• [EXERCISE TASK]: Please list all lines of the material below in which the string "prípade" occurs.

— START —

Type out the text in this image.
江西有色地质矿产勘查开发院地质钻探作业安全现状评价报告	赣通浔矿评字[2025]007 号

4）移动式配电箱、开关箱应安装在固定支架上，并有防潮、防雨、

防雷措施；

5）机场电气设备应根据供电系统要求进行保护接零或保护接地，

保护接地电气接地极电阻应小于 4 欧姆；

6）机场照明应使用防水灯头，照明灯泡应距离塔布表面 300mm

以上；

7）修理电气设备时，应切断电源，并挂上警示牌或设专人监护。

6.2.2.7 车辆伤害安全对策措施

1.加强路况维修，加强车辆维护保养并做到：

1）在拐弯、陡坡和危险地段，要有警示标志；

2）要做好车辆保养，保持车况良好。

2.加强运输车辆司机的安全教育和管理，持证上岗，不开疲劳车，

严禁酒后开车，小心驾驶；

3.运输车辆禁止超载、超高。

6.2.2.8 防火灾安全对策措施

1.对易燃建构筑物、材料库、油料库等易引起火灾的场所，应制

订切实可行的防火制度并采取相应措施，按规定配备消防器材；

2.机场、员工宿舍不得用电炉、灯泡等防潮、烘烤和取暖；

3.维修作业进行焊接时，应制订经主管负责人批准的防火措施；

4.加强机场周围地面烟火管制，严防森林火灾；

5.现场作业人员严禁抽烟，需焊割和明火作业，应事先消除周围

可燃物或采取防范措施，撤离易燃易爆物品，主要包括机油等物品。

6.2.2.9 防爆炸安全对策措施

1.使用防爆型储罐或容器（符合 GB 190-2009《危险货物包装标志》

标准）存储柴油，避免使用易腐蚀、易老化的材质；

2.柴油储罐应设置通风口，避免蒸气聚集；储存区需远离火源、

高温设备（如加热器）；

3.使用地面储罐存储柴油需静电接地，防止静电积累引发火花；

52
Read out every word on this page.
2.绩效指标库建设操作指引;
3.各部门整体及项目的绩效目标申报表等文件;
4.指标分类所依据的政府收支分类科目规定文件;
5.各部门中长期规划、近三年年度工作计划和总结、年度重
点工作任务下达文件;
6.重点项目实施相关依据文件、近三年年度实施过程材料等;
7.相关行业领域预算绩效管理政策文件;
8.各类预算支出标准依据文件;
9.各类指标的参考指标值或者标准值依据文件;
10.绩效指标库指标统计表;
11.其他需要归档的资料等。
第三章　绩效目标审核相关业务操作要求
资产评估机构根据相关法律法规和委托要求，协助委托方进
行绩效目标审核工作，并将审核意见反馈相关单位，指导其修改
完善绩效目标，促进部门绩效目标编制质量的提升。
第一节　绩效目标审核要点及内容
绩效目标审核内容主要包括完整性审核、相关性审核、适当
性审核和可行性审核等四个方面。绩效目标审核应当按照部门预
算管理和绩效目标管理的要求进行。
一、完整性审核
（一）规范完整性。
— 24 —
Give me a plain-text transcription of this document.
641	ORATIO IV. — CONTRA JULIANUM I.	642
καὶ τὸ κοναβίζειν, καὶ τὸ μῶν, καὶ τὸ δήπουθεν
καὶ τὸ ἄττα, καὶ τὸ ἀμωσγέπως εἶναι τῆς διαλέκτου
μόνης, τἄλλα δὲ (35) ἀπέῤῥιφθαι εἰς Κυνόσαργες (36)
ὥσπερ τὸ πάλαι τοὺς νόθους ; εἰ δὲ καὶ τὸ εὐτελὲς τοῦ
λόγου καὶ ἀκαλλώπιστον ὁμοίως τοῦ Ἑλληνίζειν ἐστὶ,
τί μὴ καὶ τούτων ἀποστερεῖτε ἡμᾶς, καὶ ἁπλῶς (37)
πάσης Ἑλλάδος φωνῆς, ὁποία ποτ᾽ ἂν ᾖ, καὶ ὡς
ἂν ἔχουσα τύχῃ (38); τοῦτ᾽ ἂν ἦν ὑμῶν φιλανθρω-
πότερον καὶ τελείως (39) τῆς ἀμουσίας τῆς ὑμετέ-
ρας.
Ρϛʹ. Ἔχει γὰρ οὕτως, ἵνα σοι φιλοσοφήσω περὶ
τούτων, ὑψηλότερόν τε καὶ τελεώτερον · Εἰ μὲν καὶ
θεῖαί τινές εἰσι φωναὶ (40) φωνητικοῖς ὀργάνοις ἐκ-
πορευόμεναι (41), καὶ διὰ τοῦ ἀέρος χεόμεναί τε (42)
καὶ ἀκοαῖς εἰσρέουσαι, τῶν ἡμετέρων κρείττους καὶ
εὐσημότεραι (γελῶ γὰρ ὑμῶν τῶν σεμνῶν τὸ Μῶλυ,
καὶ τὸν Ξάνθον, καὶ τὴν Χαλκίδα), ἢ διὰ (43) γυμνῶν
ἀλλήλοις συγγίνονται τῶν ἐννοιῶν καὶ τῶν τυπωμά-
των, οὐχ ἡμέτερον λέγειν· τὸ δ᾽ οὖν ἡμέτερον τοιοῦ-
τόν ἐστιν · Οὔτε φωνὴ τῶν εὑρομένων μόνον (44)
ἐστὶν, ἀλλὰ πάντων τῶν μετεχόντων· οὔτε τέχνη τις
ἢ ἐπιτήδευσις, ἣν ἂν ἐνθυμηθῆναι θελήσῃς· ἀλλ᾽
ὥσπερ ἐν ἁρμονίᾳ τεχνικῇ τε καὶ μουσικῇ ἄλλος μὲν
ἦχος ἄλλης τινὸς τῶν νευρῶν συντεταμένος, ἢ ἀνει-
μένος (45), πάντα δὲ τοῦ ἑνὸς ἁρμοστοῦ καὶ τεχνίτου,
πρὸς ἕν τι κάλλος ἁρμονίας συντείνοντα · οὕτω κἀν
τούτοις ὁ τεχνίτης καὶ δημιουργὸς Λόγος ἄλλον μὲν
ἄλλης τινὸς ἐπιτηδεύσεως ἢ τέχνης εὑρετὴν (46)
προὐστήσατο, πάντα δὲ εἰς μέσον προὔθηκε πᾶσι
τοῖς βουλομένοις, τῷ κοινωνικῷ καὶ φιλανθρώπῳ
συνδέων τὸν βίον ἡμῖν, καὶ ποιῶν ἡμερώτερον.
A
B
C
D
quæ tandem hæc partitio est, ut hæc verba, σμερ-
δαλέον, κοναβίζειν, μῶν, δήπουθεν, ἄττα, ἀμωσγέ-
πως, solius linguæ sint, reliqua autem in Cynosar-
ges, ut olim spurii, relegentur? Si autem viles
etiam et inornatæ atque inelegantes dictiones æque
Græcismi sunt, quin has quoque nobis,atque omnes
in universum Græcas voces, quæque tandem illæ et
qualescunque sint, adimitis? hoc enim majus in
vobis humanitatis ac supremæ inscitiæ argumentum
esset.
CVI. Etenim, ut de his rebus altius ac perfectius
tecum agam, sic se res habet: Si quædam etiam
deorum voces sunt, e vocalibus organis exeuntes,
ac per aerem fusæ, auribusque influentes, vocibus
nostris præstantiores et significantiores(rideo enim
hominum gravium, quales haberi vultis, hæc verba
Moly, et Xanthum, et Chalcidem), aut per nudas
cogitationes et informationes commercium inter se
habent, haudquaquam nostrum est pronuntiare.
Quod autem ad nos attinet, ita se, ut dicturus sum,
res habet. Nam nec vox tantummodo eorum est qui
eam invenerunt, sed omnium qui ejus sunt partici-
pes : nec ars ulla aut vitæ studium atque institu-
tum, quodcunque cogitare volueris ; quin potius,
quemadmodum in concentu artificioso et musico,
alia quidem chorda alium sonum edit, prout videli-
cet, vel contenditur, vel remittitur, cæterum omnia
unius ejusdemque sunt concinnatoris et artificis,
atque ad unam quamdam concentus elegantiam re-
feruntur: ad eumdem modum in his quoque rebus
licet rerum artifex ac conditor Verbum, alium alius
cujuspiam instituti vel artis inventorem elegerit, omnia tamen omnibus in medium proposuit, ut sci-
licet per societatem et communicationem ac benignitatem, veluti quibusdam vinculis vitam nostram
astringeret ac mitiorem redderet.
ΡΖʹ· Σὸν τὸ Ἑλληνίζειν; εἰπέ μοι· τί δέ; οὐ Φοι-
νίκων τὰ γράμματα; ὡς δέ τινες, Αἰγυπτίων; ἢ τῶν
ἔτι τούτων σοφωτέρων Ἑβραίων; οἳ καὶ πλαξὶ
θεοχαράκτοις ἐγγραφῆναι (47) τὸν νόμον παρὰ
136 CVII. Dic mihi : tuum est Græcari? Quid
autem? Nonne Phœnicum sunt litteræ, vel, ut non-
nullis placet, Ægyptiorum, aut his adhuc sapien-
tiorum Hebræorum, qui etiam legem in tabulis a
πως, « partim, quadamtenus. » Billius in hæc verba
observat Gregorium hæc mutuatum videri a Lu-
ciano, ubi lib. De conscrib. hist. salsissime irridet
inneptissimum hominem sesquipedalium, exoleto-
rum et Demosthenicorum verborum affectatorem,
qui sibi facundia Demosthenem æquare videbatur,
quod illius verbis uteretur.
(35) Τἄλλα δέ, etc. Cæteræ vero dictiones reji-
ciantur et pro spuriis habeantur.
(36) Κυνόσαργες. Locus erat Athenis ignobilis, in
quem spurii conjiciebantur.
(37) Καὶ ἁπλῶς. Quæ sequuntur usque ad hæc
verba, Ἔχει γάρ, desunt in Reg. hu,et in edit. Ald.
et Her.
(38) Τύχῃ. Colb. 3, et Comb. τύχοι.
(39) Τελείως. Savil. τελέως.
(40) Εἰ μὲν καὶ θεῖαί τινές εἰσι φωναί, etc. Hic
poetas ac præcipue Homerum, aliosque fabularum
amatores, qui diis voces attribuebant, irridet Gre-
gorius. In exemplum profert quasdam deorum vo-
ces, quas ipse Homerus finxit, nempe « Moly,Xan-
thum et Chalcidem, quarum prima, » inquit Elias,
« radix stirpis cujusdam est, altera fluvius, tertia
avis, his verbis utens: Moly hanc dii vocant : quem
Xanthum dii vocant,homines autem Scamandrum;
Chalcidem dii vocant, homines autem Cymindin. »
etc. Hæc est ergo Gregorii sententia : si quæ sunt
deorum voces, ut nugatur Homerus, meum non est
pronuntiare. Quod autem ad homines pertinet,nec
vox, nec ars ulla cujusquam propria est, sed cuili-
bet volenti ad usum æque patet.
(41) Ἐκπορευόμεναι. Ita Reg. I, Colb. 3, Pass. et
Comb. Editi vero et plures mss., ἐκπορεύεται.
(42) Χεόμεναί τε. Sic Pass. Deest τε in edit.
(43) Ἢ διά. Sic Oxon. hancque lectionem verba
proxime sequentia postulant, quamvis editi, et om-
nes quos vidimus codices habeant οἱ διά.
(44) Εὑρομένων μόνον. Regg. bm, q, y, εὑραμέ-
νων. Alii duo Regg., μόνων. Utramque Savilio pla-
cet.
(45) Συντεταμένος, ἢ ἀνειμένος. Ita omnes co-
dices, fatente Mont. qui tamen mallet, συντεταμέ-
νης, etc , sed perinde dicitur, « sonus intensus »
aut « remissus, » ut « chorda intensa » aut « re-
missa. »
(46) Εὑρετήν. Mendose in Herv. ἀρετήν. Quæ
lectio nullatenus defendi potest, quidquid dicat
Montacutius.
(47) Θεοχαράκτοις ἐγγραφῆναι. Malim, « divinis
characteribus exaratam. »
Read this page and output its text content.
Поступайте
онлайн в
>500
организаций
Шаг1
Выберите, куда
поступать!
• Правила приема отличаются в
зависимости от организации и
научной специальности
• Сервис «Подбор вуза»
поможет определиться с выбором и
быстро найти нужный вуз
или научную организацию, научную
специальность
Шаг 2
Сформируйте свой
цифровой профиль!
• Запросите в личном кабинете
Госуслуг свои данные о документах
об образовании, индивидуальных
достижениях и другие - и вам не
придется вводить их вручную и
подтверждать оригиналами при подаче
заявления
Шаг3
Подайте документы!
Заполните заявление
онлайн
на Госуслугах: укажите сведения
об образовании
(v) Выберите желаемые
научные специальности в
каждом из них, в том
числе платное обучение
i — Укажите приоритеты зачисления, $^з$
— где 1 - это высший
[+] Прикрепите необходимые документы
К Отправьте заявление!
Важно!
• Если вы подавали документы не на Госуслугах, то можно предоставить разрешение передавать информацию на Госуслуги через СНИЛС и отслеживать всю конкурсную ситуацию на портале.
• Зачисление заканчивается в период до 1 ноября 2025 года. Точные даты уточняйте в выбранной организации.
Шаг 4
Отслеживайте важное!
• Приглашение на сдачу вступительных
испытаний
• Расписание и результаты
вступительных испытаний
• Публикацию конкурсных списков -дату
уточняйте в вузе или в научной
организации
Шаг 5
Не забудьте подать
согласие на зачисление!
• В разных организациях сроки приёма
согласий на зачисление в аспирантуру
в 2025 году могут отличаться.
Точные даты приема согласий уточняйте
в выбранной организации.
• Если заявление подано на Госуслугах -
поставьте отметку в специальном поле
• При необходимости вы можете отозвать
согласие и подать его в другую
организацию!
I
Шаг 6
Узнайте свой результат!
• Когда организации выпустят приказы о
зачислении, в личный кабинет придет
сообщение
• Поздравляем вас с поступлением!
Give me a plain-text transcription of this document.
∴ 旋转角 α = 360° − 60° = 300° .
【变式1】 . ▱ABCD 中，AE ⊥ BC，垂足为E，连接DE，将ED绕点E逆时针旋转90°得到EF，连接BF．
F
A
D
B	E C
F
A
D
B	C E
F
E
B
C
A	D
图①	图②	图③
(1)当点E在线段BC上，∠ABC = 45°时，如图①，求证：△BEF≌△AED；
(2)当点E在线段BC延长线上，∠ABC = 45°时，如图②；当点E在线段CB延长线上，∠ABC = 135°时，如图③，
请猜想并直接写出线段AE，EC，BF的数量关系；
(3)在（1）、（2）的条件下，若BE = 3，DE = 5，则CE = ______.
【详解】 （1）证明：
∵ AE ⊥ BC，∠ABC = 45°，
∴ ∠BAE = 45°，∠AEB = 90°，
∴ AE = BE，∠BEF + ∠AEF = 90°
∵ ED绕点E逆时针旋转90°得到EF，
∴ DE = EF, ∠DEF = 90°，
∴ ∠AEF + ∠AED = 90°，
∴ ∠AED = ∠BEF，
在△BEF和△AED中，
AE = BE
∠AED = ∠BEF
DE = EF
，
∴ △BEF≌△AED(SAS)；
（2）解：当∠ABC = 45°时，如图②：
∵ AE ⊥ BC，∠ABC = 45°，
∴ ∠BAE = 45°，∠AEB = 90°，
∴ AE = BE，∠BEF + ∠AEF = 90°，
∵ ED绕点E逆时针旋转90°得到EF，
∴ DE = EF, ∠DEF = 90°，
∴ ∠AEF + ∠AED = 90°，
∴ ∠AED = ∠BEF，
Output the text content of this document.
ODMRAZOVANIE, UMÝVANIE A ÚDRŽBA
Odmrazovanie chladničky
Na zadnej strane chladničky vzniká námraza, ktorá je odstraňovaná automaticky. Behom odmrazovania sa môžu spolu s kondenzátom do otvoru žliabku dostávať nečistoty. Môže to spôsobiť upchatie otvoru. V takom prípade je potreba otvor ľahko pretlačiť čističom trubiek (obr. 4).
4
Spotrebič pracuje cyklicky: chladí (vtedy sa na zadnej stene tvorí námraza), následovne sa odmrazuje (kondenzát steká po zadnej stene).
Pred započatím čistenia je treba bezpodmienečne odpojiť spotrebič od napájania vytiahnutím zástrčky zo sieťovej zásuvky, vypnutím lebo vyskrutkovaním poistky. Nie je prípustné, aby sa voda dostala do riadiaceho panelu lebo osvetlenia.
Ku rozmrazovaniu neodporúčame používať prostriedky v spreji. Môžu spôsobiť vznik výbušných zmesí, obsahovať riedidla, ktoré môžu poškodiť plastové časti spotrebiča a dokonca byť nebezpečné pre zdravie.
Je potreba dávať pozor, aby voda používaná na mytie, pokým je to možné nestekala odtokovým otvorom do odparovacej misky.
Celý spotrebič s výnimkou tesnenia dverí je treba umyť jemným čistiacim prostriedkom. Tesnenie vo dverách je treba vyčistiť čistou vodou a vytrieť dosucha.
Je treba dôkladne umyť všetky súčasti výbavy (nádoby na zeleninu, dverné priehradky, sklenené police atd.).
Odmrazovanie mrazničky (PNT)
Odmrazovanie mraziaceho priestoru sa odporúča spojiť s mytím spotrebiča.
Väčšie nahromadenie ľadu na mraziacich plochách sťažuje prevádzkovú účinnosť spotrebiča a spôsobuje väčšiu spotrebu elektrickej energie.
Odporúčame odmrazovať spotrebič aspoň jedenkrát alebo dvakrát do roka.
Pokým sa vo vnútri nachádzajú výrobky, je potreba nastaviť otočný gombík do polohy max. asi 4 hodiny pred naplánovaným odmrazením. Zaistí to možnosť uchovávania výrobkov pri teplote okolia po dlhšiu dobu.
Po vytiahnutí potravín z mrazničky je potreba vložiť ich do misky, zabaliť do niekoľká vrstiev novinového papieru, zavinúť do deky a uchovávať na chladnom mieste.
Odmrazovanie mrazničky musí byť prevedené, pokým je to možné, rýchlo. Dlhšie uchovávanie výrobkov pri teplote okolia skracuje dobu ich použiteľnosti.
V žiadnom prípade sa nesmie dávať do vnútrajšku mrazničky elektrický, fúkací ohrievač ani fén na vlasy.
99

— END —

• [EXERCISE ANSWER]:
Na zadnej strane chladničky vzniká námraza, ktorá je odstraňovaná automaticky. Behom odmrazovania sa môžu spolu s kondenzátom do otvoru žliabku dostávať nečistoty. Môže to spôsobiť upchatie otvoru. V takom prípade je potreba otvor ľahko pretlačiť čističom trubiek (obr. 4).
V žiadnom prípade sa nesmie dávať do vnútrajšku mrazničky elektrický, fúkací ohrievač ani fén na vlasy.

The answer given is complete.